Copy out each line below exactly as it appears.

<<<<

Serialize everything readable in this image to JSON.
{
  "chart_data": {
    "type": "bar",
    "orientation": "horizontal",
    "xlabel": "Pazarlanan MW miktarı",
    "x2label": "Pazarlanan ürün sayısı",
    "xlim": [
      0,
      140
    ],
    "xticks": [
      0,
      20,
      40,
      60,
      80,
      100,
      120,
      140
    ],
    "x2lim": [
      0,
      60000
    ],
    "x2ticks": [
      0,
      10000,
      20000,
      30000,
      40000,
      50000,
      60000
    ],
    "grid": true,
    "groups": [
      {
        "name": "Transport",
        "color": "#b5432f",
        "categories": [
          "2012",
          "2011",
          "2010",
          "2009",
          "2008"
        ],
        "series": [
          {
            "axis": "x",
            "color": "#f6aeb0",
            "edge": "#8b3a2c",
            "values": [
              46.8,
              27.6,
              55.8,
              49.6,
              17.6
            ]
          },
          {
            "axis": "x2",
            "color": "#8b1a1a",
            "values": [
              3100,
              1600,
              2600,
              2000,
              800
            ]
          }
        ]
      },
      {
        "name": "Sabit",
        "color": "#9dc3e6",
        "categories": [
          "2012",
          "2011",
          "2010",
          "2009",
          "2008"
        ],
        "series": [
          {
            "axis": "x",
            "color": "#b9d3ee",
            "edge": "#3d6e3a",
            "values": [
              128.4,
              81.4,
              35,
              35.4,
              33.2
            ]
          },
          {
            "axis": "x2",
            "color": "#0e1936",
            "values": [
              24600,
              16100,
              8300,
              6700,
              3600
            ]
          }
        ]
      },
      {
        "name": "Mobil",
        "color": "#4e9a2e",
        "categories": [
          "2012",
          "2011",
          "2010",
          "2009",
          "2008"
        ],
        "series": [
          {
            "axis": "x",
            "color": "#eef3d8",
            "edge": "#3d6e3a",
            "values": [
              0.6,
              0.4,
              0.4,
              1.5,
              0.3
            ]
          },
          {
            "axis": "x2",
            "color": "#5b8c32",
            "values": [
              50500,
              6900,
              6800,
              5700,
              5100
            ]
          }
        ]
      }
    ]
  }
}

>>>>

Answer to the exercise:
Serialize everything readable in this image to JSON.
{
  "chart_data": {
    "type": "bar",
    "orientation": "horizontal",
    "xlabel": "Pazarlanan MW miktarı",
    "x2label": "Pazarlanan ürün sayısı",
    "xlim": [
      0,
      140
    ],
    "xticks": [
      0,
      20,
      40,
      60,
      80,
      100,
      120,
      140
    ],
    "x2lim": [
      0,
      60000
    ],
    "x2ticks": [
      0,
      10000,
      20000,
      30000,
      40000,
      50000,
      60000
    ],
    "grid": true,
    "groups": [
      {
        "name": "Transport",
        "color": "#b5432f",
        "categories": [
          "2012",
          "2011",
          "2010",
          "2009",
          "2008"
        ],
        "series": [
          {
            "axis": "x",
            "color": "#f6aeb0",
            "edge": "#8b3a2c",
            "values": [
              46.8,
              27.6,
              55.8,
              49.6,
              17.6
            ]
          },
          {
            "axis": "x2",
            "color": "#8b1a1a",
            "values": [
              3100,
              1600,
              2600,
              2000,
              800
            ]
          }
        ]
      },
      {
        "name": "Sabit",
        "color": "#9dc3e6",
        "categories": [
          "2012",
          "2011",
          "2010",
          "2009",
          "2008"
        ],
        "series": [
          {
            "axis": "x",
            "color": "#b9d3ee",
            "edge": "#3d6e3a",
            "values": [
              128.4,
              81.4,
              35,
              35.4,
              33.2
            ]
          },
          {
            "axis": "x2",
            "color": "#0e1936",
            "values": [
              24600,
              16100,
              8300,
              6700,
              3600
            ]
          }
        ]
      },
      {
        "name": "Mobil",
        "color": "#4e9a2e",
        "categories": [
          "2012",
          "2011",
          "2010",
          "2009",
          "2008"
        ],
        "series": [
          {
            "axis": "x",
            "color": "#eef3d8",
            "edge": "#3d6e3a",
            "values": [
              0.6,
              0.4,
              0.4,
              1.5,
              0.3
            ]
          },
          {
            "axis": "x2",
            "color": "#5b8c32",
            "values": [
              50500,
              6900,
              6800,
              5700,
              5100
            ]
          }
        ]
      }
    ]
  }
}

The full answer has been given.